### Required work
Write out each record below exactly as it appears, with no pictures.
##### Source records #####
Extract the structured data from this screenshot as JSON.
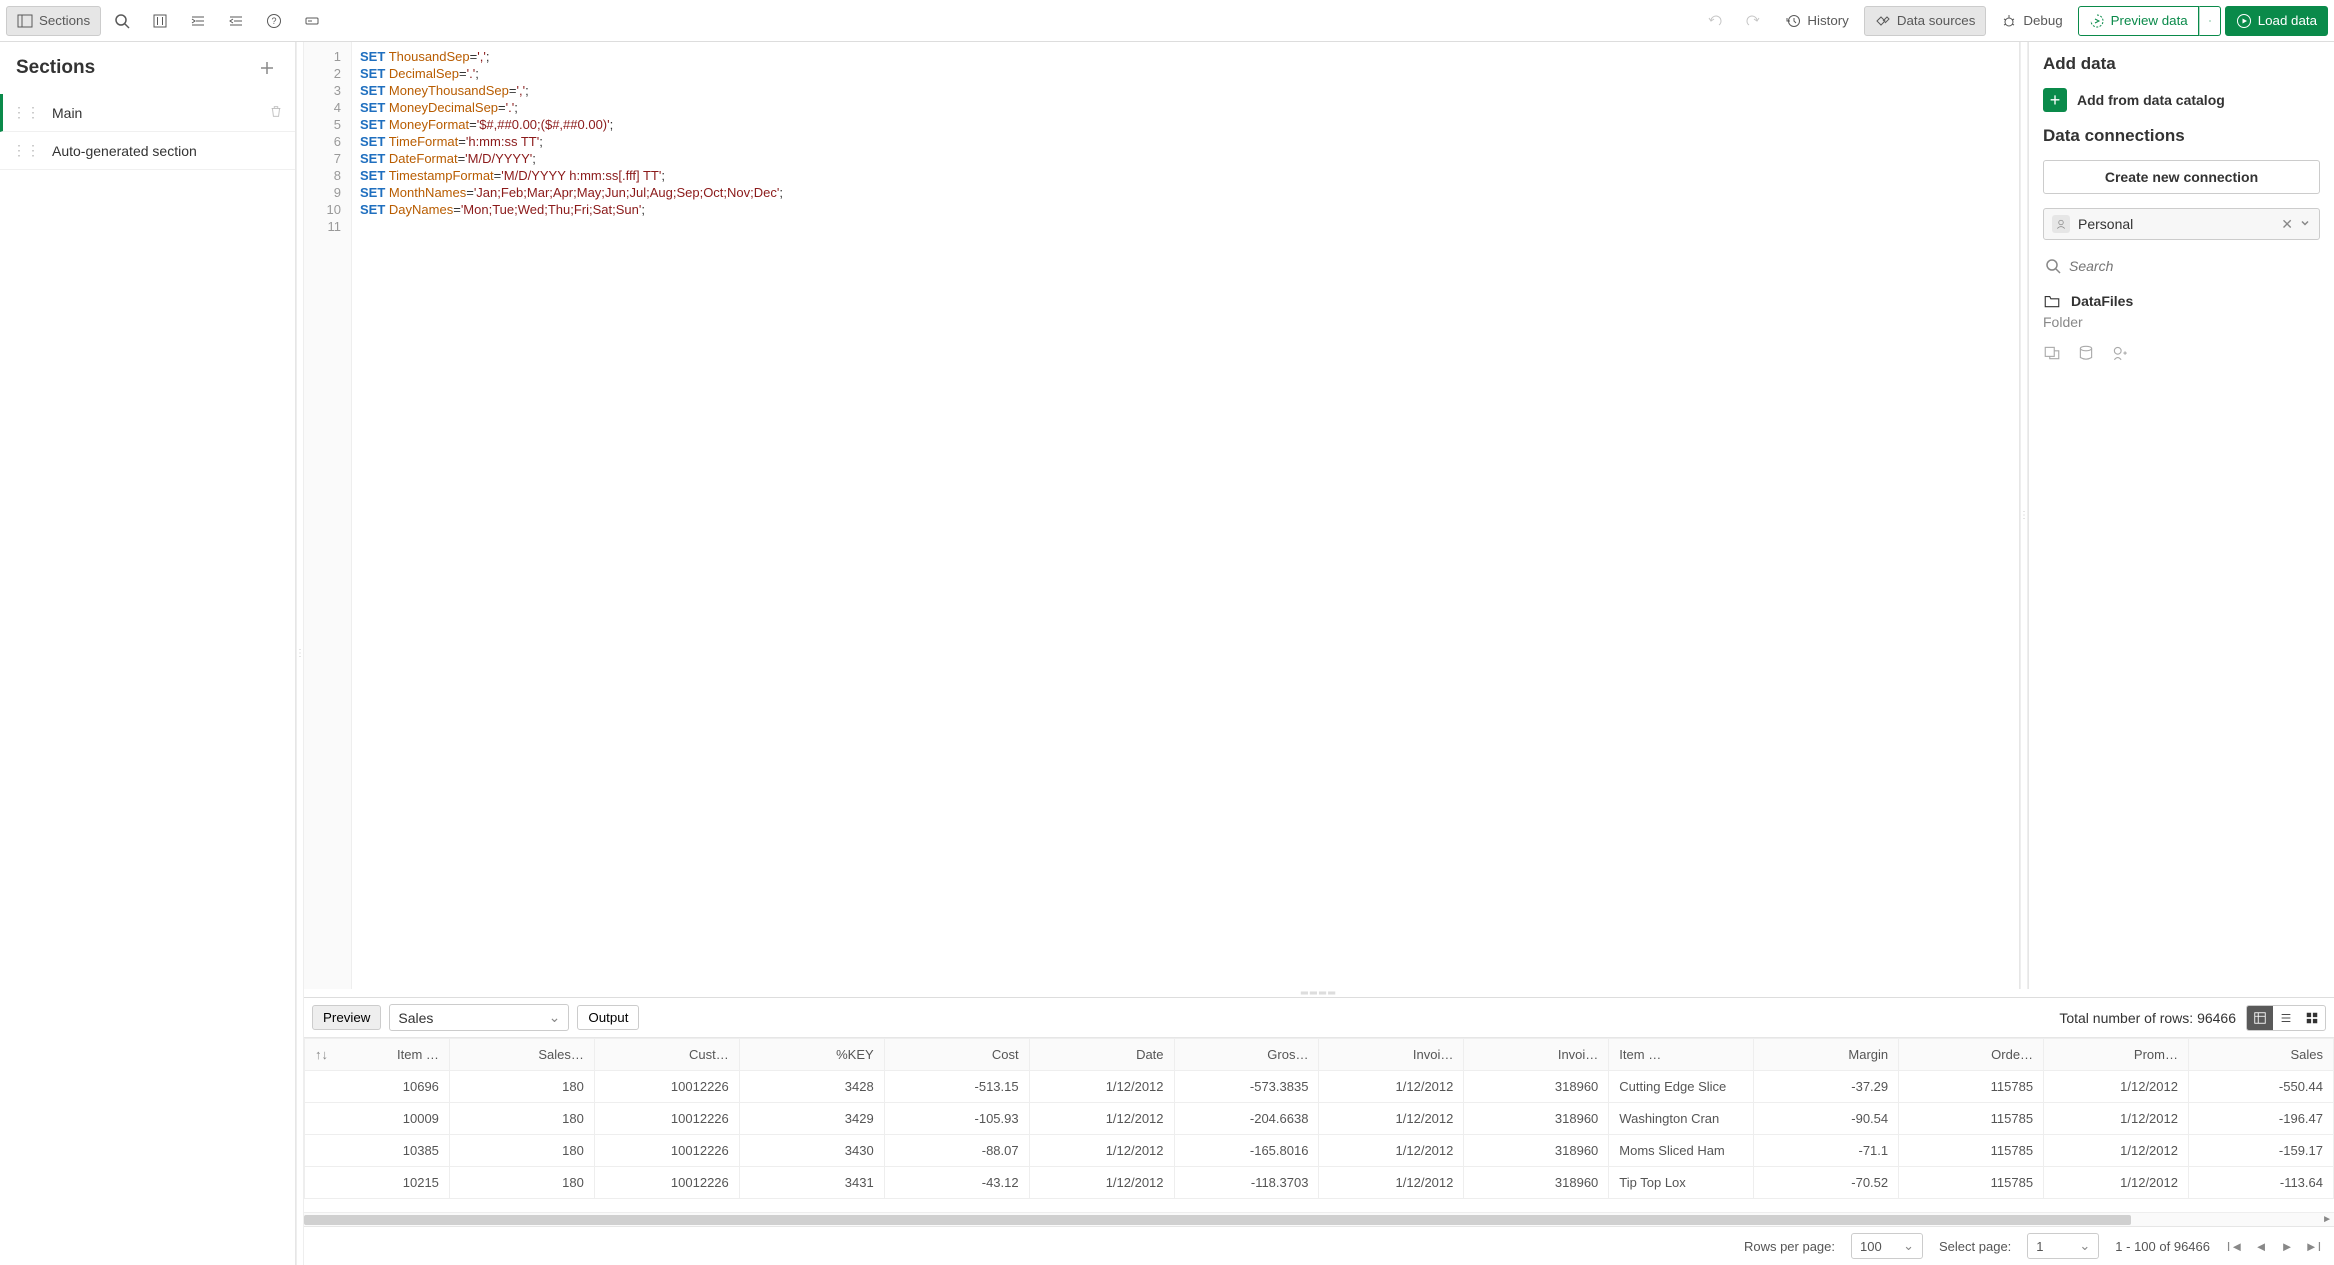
{
  "toolbar": {
    "sections_label": "Sections",
    "history_label": "History",
    "datasources_label": "Data sources",
    "debug_label": "Debug",
    "preview_label": "Preview data",
    "load_label": "Load data"
  },
  "sections_panel": {
    "title": "Sections",
    "items": [
      {
        "label": "Main",
        "selected": true,
        "deletable": true
      },
      {
        "label": "Auto-generated section",
        "selected": false,
        "deletable": false
      }
    ]
  },
  "editor": {
    "lines": [
      {
        "n": "1",
        "kw": "SET",
        "var": "ThousandSep",
        "val": "','"
      },
      {
        "n": "2",
        "kw": "SET",
        "var": "DecimalSep",
        "val": "'.'"
      },
      {
        "n": "3",
        "kw": "SET",
        "var": "MoneyThousandSep",
        "val": "','"
      },
      {
        "n": "4",
        "kw": "SET",
        "var": "MoneyDecimalSep",
        "val": "'.'"
      },
      {
        "n": "5",
        "kw": "SET",
        "var": "MoneyFormat",
        "val": "'$#,##0.00;($#,##0.00)'"
      },
      {
        "n": "6",
        "kw": "SET",
        "var": "TimeFormat",
        "val": "'h:mm:ss TT'"
      },
      {
        "n": "7",
        "kw": "SET",
        "var": "DateFormat",
        "val": "'M/D/YYYY'"
      },
      {
        "n": "8",
        "kw": "SET",
        "var": "TimestampFormat",
        "val": "'M/D/YYYY h:mm:ss[.fff] TT'"
      },
      {
        "n": "9",
        "kw": "SET",
        "var": "MonthNames",
        "val": "'Jan;Feb;Mar;Apr;May;Jun;Jul;Aug;Sep;Oct;Nov;Dec'"
      },
      {
        "n": "10",
        "kw": "SET",
        "var": "DayNames",
        "val": "'Mon;Tue;Wed;Thu;Fri;Sat;Sun'"
      },
      {
        "n": "11",
        "kw": "",
        "var": "",
        "val": ""
      }
    ]
  },
  "right_panel": {
    "add_data_title": "Add data",
    "add_catalog_label": "Add from data catalog",
    "connections_title": "Data connections",
    "create_connection_label": "Create new connection",
    "selected_connection": "Personal",
    "search_placeholder": "Search",
    "folder_name": "DataFiles",
    "folder_sub": "Folder"
  },
  "preview": {
    "tab_preview": "Preview",
    "tab_output": "Output",
    "table_selected": "Sales",
    "total_rows_label": "Total number of rows: 96466",
    "columns": [
      {
        "label": "Item …",
        "align": "right",
        "sort": true
      },
      {
        "label": "Sales…",
        "align": "right"
      },
      {
        "label": "Cust…",
        "align": "right"
      },
      {
        "label": "%KEY",
        "align": "right"
      },
      {
        "label": "Cost",
        "align": "right"
      },
      {
        "label": "Date",
        "align": "right"
      },
      {
        "label": "Gros…",
        "align": "right"
      },
      {
        "label": "Invoi…",
        "align": "right"
      },
      {
        "label": "Invoi…",
        "align": "right"
      },
      {
        "label": "Item …",
        "align": "left"
      },
      {
        "label": "Margin",
        "align": "right"
      },
      {
        "label": "Orde…",
        "align": "right"
      },
      {
        "label": "Prom…",
        "align": "right"
      },
      {
        "label": "Sales",
        "align": "right"
      }
    ],
    "rows": [
      [
        "10696",
        "180",
        "10012226",
        "3428",
        "-513.15",
        "1/12/2012",
        "-573.3835",
        "1/12/2012",
        "318960",
        "Cutting Edge Slice",
        "-37.29",
        "115785",
        "1/12/2012",
        "-550.44"
      ],
      [
        "10009",
        "180",
        "10012226",
        "3429",
        "-105.93",
        "1/12/2012",
        "-204.6638",
        "1/12/2012",
        "318960",
        "Washington Cran",
        "-90.54",
        "115785",
        "1/12/2012",
        "-196.47"
      ],
      [
        "10385",
        "180",
        "10012226",
        "3430",
        "-88.07",
        "1/12/2012",
        "-165.8016",
        "1/12/2012",
        "318960",
        "Moms Sliced Ham",
        "-71.1",
        "115785",
        "1/12/2012",
        "-159.17"
      ],
      [
        "10215",
        "180",
        "10012226",
        "3431",
        "-43.12",
        "1/12/2012",
        "-118.3703",
        "1/12/2012",
        "318960",
        "Tip Top Lox",
        "-70.52",
        "115785",
        "1/12/2012",
        "-113.64"
      ]
    ]
  },
  "pager": {
    "rows_per_page_label": "Rows per page:",
    "rows_per_page_value": "100",
    "select_page_label": "Select page:",
    "select_page_value": "1",
    "range_label": "1 - 100 of 96466"
  }
}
#####
### Answer to the task
Extract the structured data from this screenshot as JSON.
{
  "toolbar": {
    "sections_label": "Sections",
    "history_label": "History",
    "datasources_label": "Data sources",
    "debug_label": "Debug",
    "preview_label": "Preview data",
    "load_label": "Load data"
  },
  "sections_panel": {
    "title": "Sections",
    "items": [
      {
        "label": "Main",
        "selected": true,
        "deletable": true
      },
      {
        "label": "Auto-generated section",
        "selected": false,
        "deletable": false
      }
    ]
  },
  "editor": {
    "lines": [
      {
        "n": "1",
        "kw": "SET",
        "var": "ThousandSep",
        "val": "','"
      },
      {
        "n": "2",
        "kw": "SET",
        "var": "DecimalSep",
        "val": "'.'"
      },
      {
        "n": "3",
        "kw": "SET",
        "var": "MoneyThousandSep",
        "val": "','"
      },
      {
        "n": "4",
        "kw": "SET",
        "var": "MoneyDecimalSep",
        "val": "'.'"
      },
      {
        "n": "5",
        "kw": "SET",
        "var": "MoneyFormat",
        "val": "'$#,##0.00;($#,##0.00)'"
      },
      {
        "n": "6",
        "kw": "SET",
        "var": "TimeFormat",
        "val": "'h:mm:ss TT'"
      },
      {
        "n": "7",
        "kw": "SET",
        "var": "DateFormat",
        "val": "'M/D/YYYY'"
      },
      {
        "n": "8",
        "kw": "SET",
        "var": "TimestampFormat",
        "val": "'M/D/YYYY h:mm:ss[.fff] TT'"
      },
      {
        "n": "9",
        "kw": "SET",
        "var": "MonthNames",
        "val": "'Jan;Feb;Mar;Apr;May;Jun;Jul;Aug;Sep;Oct;Nov;Dec'"
      },
      {
        "n": "10",
        "kw": "SET",
        "var": "DayNames",
        "val": "'Mon;Tue;Wed;Thu;Fri;Sat;Sun'"
      },
      {
        "n": "11",
        "kw": "",
        "var": "",
        "val": ""
      }
    ]
  },
  "right_panel": {
    "add_data_title": "Add data",
    "add_catalog_label": "Add from data catalog",
    "connections_title": "Data connections",
    "create_connection_label": "Create new connection",
    "selected_connection": "Personal",
    "search_placeholder": "Search",
    "folder_name": "DataFiles",
    "folder_sub": "Folder"
  },
  "preview": {
    "tab_preview": "Preview",
    "tab_output": "Output",
    "table_selected": "Sales",
    "total_rows_label": "Total number of rows: 96466",
    "columns": [
      {
        "label": "Item …",
        "align": "right",
        "sort": true
      },
      {
        "label": "Sales…",
        "align": "right"
      },
      {
        "label": "Cust…",
        "align": "right"
      },
      {
        "label": "%KEY",
        "align": "right"
      },
      {
        "label": "Cost",
        "align": "right"
      },
      {
        "label": "Date",
        "align": "right"
      },
      {
        "label": "Gros…",
        "align": "right"
      },
      {
        "label": "Invoi…",
        "align": "right"
      },
      {
        "label": "Invoi…",
        "align": "right"
      },
      {
        "label": "Item …",
        "align": "left"
      },
      {
        "label": "Margin",
        "align": "right"
      },
      {
        "label": "Orde…",
        "align": "right"
      },
      {
        "label": "Prom…",
        "align": "right"
      },
      {
        "label": "Sales",
        "align": "right"
      }
    ],
    "rows": [
      [
        "10696",
        "180",
        "10012226",
        "3428",
        "-513.15",
        "1/12/2012",
        "-573.3835",
        "1/12/2012",
        "318960",
        "Cutting Edge Slice",
        "-37.29",
        "115785",
        "1/12/2012",
        "-550.44"
      ],
      [
        "10009",
        "180",
        "10012226",
        "3429",
        "-105.93",
        "1/12/2012",
        "-204.6638",
        "1/12/2012",
        "318960",
        "Washington Cran",
        "-90.54",
        "115785",
        "1/12/2012",
        "-196.47"
      ],
      [
        "10385",
        "180",
        "10012226",
        "3430",
        "-88.07",
        "1/12/2012",
        "-165.8016",
        "1/12/2012",
        "318960",
        "Moms Sliced Ham",
        "-71.1",
        "115785",
        "1/12/2012",
        "-159.17"
      ],
      [
        "10215",
        "180",
        "10012226",
        "3431",
        "-43.12",
        "1/12/2012",
        "-118.3703",
        "1/12/2012",
        "318960",
        "Tip Top Lox",
        "-70.52",
        "115785",
        "1/12/2012",
        "-113.64"
      ]
    ]
  },
  "pager": {
    "rows_per_page_label": "Rows per page:",
    "rows_per_page_value": "100",
    "select_page_label": "Select page:",
    "select_page_value": "1",
    "range_label": "1 - 100 of 96466"
  }
}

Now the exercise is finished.